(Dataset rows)
— START —

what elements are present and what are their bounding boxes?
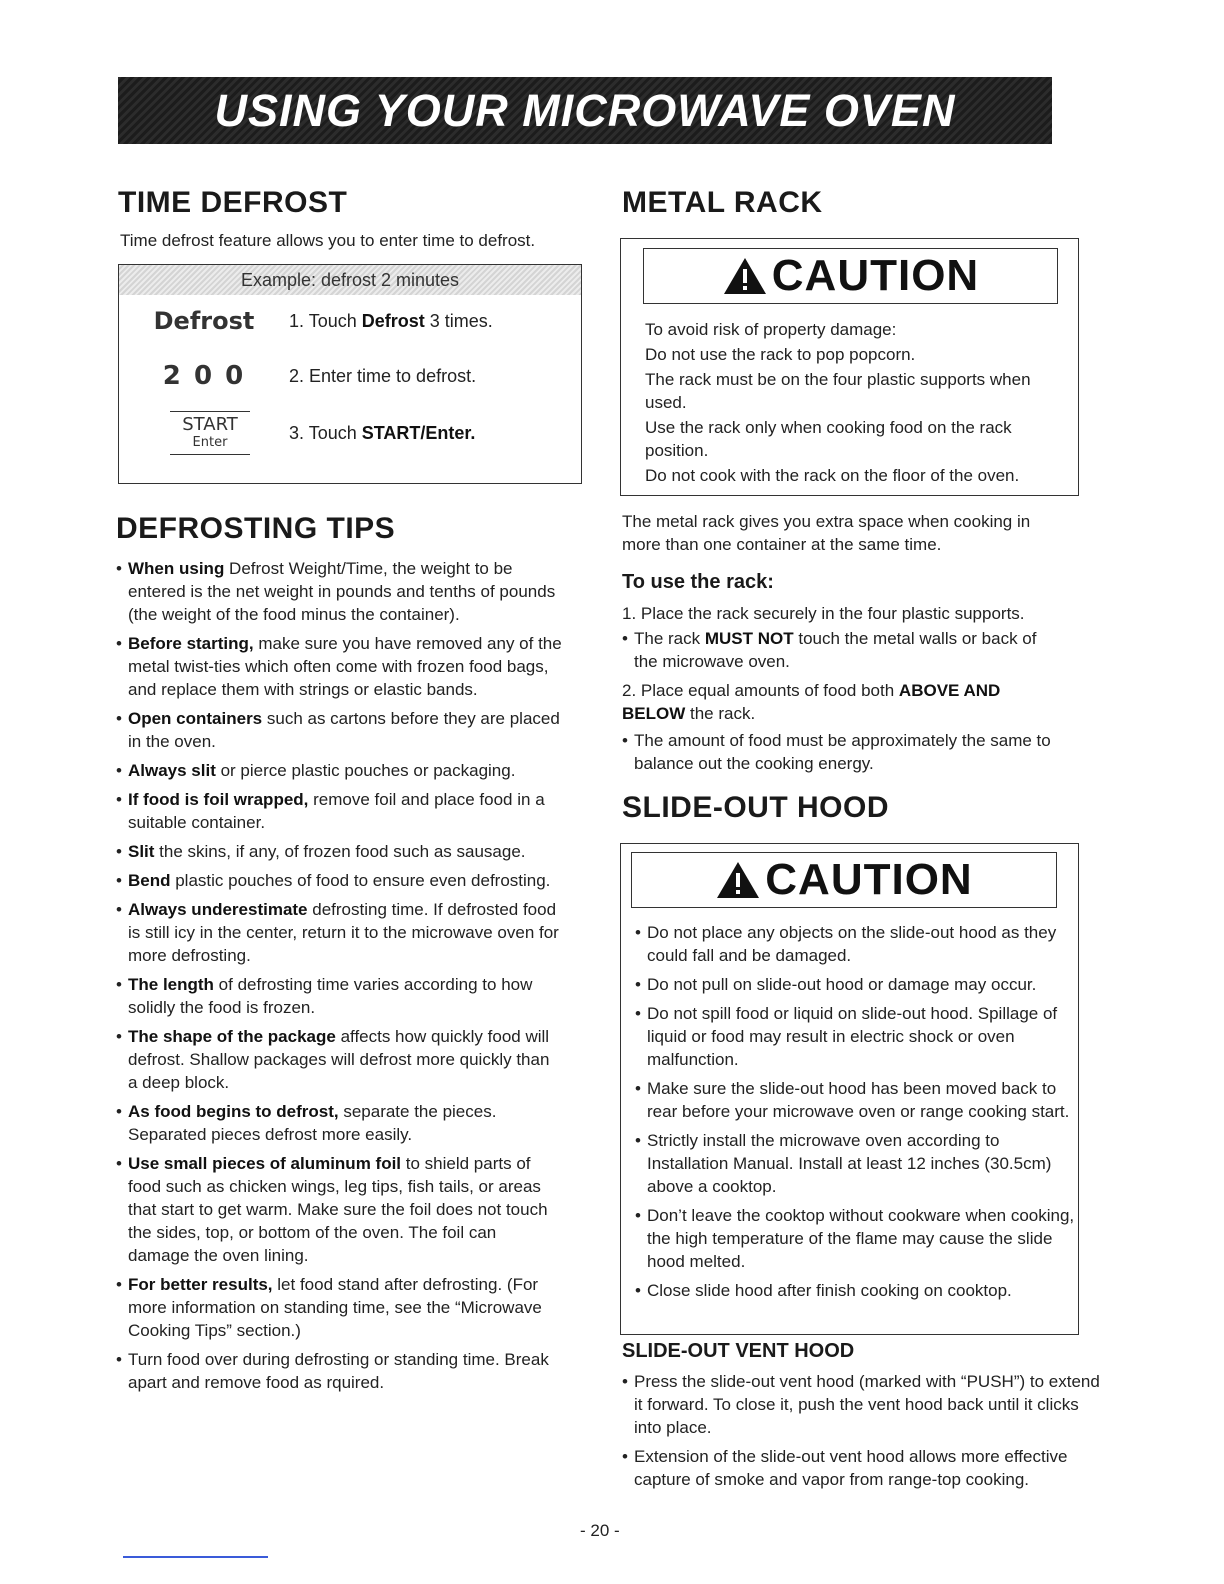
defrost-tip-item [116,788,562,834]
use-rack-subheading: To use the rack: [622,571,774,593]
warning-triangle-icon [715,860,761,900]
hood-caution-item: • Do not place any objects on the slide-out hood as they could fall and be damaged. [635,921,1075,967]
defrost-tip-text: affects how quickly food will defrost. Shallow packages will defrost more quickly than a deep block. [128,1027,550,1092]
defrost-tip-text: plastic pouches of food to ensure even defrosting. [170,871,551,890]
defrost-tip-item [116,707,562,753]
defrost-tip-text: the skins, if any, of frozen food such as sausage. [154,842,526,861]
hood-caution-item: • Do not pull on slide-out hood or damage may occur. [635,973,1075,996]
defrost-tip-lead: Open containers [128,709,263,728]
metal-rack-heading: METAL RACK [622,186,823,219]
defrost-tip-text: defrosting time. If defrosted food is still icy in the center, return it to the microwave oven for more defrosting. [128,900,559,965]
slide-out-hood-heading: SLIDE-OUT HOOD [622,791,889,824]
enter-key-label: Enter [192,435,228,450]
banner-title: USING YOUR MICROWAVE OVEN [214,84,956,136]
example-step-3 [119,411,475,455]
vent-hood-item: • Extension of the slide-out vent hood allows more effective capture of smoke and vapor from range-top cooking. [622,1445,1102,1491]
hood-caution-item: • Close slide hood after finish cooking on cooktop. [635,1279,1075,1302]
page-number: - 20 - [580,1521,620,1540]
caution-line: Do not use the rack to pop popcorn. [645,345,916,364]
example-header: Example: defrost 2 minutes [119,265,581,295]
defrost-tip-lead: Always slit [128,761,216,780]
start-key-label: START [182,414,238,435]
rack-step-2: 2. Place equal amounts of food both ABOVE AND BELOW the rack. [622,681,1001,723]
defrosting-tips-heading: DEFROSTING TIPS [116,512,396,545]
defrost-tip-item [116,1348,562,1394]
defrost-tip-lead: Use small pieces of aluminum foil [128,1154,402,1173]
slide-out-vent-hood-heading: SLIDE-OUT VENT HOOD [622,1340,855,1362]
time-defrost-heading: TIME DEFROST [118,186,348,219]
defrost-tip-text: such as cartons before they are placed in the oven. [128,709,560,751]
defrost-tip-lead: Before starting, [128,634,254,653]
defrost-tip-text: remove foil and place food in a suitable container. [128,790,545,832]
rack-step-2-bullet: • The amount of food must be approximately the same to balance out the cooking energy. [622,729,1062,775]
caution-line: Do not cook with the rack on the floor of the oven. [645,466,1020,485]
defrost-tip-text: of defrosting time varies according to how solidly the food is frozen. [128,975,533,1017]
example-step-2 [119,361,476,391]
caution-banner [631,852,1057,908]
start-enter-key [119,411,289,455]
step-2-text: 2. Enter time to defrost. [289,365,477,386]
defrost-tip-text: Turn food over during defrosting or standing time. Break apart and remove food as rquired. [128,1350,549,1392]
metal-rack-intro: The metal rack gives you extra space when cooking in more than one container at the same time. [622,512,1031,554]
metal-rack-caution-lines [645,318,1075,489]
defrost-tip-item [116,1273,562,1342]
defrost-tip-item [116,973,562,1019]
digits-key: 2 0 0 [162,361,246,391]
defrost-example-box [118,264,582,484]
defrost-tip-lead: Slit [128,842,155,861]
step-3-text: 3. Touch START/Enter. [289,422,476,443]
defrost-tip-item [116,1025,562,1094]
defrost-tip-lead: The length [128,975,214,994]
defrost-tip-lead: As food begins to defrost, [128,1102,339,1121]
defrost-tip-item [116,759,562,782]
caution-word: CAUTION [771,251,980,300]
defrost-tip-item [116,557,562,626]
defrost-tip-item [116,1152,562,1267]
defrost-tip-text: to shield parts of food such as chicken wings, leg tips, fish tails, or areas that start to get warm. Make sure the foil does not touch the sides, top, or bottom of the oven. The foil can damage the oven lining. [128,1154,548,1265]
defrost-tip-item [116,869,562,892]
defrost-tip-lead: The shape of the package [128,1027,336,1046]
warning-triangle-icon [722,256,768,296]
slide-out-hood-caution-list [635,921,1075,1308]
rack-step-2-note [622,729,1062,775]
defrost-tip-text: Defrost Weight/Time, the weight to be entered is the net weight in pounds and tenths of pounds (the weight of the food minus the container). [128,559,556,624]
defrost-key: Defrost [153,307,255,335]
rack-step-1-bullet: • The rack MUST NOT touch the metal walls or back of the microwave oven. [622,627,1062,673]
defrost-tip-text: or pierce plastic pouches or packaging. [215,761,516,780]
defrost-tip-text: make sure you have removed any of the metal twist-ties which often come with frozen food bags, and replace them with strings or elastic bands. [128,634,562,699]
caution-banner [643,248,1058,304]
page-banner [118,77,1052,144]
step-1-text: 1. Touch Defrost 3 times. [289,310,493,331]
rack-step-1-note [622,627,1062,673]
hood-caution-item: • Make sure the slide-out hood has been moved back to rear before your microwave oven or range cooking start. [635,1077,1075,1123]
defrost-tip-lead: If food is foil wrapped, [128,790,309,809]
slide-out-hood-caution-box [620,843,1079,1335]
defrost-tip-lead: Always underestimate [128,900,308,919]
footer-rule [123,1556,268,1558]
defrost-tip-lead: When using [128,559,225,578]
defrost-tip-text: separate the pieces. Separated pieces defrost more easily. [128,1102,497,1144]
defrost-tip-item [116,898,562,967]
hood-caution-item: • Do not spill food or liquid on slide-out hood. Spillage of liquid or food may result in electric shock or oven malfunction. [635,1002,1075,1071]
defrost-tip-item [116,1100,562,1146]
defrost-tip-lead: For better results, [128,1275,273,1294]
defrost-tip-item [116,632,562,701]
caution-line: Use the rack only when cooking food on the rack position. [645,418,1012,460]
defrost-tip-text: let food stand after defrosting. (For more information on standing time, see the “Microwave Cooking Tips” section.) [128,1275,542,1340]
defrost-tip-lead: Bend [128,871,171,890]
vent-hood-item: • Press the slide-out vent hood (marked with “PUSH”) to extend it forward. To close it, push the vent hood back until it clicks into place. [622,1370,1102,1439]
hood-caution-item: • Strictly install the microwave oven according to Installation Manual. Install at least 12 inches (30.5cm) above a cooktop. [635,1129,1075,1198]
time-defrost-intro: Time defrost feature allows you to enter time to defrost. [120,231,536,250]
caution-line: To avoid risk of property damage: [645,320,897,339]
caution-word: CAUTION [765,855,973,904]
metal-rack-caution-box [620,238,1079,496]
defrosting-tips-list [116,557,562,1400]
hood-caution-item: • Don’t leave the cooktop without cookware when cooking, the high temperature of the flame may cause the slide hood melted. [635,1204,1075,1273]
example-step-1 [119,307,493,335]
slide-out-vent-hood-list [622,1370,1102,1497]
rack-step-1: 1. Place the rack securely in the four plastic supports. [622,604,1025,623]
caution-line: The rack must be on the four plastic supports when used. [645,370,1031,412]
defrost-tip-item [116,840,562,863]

— END —
— START —

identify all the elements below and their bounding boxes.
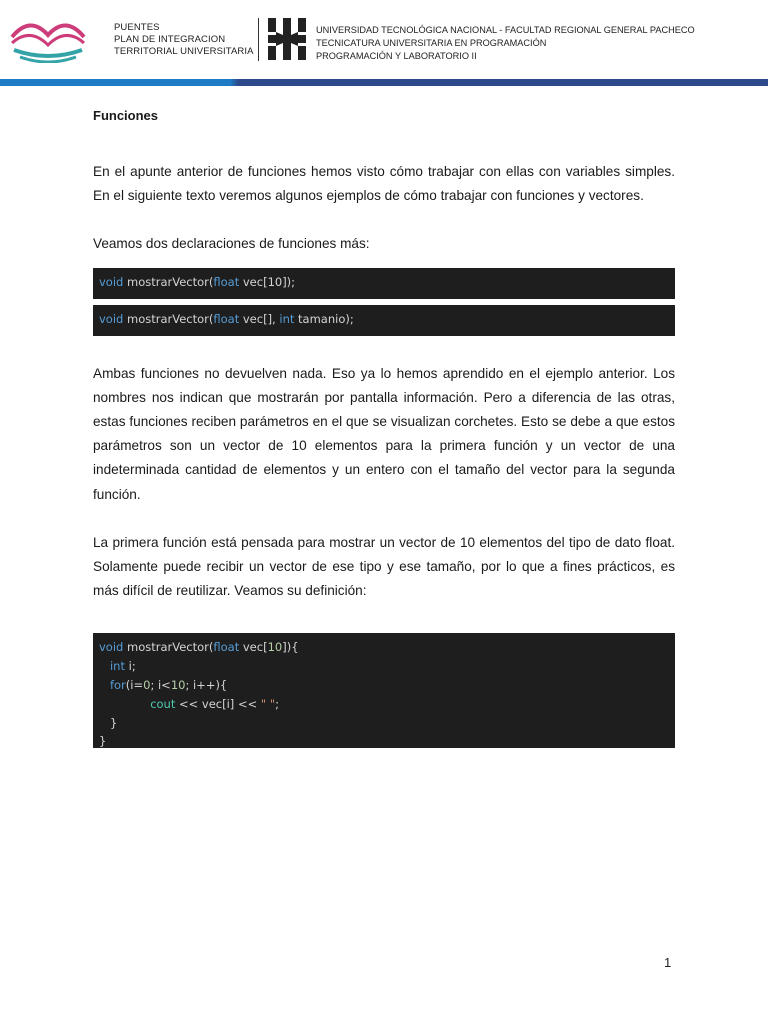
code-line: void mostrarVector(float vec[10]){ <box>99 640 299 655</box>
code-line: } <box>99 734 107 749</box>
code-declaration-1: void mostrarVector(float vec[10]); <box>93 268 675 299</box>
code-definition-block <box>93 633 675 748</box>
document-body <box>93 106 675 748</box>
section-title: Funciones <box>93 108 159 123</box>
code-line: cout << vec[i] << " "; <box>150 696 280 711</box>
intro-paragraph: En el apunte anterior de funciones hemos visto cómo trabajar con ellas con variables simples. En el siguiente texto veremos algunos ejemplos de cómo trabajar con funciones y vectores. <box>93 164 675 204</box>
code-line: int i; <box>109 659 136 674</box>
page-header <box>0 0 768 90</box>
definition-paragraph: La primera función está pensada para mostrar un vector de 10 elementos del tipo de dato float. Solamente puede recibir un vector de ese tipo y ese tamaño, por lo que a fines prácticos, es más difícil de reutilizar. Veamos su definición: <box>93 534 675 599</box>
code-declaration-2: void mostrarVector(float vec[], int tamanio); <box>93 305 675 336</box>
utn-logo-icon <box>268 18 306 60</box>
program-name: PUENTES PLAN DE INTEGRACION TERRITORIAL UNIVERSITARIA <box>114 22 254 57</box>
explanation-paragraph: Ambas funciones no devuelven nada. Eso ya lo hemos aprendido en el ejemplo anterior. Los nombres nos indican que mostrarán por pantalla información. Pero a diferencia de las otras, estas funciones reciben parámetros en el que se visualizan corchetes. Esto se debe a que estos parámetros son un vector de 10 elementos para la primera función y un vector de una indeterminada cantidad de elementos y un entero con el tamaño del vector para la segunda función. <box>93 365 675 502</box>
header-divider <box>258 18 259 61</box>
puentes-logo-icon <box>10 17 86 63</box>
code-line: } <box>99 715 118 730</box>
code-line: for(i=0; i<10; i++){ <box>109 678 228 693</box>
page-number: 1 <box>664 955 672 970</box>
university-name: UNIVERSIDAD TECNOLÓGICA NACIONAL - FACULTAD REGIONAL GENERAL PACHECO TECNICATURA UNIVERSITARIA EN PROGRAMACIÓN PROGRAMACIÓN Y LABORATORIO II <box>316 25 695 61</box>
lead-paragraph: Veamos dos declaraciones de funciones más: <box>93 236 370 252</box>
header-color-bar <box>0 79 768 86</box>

— END —
— START —

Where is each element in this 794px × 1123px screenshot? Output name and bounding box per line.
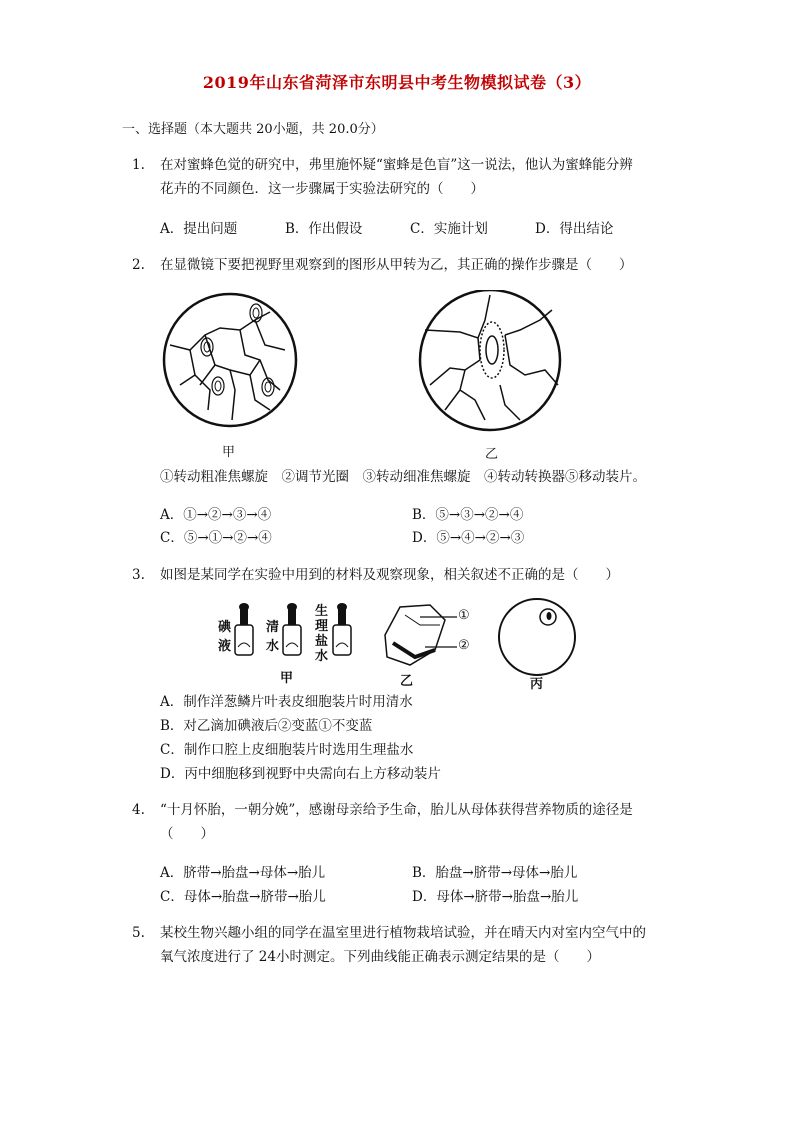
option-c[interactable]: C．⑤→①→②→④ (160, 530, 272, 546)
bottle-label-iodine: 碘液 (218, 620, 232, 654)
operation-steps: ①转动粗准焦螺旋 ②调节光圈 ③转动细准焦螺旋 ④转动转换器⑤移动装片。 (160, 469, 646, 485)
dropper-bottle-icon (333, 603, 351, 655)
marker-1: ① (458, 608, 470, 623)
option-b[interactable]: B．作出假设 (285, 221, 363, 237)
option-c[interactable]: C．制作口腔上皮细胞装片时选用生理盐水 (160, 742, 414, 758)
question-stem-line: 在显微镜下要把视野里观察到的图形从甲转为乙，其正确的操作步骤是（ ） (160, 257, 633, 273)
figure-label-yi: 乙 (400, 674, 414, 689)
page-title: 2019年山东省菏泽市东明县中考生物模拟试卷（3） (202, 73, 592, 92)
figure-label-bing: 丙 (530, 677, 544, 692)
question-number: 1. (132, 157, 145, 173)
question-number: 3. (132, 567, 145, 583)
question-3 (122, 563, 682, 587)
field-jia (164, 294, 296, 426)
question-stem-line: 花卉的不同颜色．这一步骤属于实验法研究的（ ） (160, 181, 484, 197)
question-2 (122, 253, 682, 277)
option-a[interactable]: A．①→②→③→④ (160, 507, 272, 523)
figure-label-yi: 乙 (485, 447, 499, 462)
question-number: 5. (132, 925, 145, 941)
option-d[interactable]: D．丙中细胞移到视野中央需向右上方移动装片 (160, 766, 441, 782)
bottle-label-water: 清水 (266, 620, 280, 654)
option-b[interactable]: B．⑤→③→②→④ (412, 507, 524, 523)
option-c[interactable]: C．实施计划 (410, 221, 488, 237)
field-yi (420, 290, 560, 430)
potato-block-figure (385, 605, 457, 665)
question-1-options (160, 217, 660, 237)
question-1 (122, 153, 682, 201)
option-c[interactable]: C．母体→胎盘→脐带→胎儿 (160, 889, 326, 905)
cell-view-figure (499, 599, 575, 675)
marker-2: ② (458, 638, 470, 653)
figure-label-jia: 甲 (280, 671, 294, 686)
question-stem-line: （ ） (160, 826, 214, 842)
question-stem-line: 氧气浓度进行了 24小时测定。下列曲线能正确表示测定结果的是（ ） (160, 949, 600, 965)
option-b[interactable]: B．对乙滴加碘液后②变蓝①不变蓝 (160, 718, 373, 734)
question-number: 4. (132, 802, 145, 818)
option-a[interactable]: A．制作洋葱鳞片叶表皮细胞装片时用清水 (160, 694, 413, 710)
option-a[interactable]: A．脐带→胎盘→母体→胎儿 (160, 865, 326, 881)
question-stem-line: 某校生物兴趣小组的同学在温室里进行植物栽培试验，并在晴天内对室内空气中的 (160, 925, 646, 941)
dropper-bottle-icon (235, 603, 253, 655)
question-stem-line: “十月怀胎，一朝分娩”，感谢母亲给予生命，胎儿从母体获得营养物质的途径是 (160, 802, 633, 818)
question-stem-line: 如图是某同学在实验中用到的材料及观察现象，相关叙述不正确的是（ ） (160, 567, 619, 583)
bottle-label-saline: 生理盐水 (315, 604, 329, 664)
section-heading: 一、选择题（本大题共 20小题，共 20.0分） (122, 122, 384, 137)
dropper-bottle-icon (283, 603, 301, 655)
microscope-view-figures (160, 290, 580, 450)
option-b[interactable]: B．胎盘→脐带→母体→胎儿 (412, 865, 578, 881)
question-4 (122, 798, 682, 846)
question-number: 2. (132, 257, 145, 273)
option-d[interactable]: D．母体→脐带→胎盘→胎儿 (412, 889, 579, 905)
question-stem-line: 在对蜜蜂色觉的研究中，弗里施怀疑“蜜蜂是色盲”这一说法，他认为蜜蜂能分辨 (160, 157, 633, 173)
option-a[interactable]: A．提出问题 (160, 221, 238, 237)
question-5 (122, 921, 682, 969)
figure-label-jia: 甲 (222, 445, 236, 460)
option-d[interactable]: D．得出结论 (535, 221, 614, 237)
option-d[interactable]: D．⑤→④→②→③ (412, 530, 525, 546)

— END —

## Work to be completed
Rewrite the listing from the line with "option-c[interactable]: C．⑤→①→②→④ (160, 530, 272, 546)" through the line with "field-yi (420, 290, 560, 430)", putting "question-index" in place of every "question-number" and leaving everything else unchanged.

## Right answer
option-c[interactable]: C．⑤→①→②→④ (160, 530, 272, 546)
bottle-label-iodine: 碘液 (218, 620, 232, 654)
operation-steps: ①转动粗准焦螺旋 ②调节光圈 ③转动细准焦螺旋 ④转动转换器⑤移动装片。 (160, 469, 646, 485)
dropper-bottle-icon (333, 603, 351, 655)
marker-1: ① (458, 608, 470, 623)
option-b[interactable]: B．作出假设 (285, 221, 363, 237)
option-c[interactable]: C．制作口腔上皮细胞装片时选用生理盐水 (160, 742, 414, 758)
question-stem-line: 在显微镜下要把视野里观察到的图形从甲转为乙，其正确的操作步骤是（ ） (160, 257, 633, 273)
figure-label-yi: 乙 (400, 674, 414, 689)
page-title: 2019年山东省菏泽市东明县中考生物模拟试卷（3） (202, 73, 592, 92)
figure-label-bing: 丙 (530, 677, 544, 692)
question-index: 1. (132, 157, 145, 173)
question-index: 3. (132, 567, 145, 583)
question-3 (122, 563, 682, 587)
field-jia (164, 294, 296, 426)
question-stem-line: 花卉的不同颜色．这一步骤属于实验法研究的（ ） (160, 181, 484, 197)
question-2 (122, 253, 682, 277)
option-a[interactable]: A．①→②→③→④ (160, 507, 272, 523)
figure-label-yi: 乙 (485, 447, 499, 462)
question-index: 5. (132, 925, 145, 941)
option-d[interactable]: D．丙中细胞移到视野中央需向右上方移动装片 (160, 766, 441, 782)
bottle-label-water: 清水 (266, 620, 280, 654)
option-b[interactable]: B．⑤→③→②→④ (412, 507, 524, 523)
option-c[interactable]: C．实施计划 (410, 221, 488, 237)
field-yi (420, 290, 560, 430)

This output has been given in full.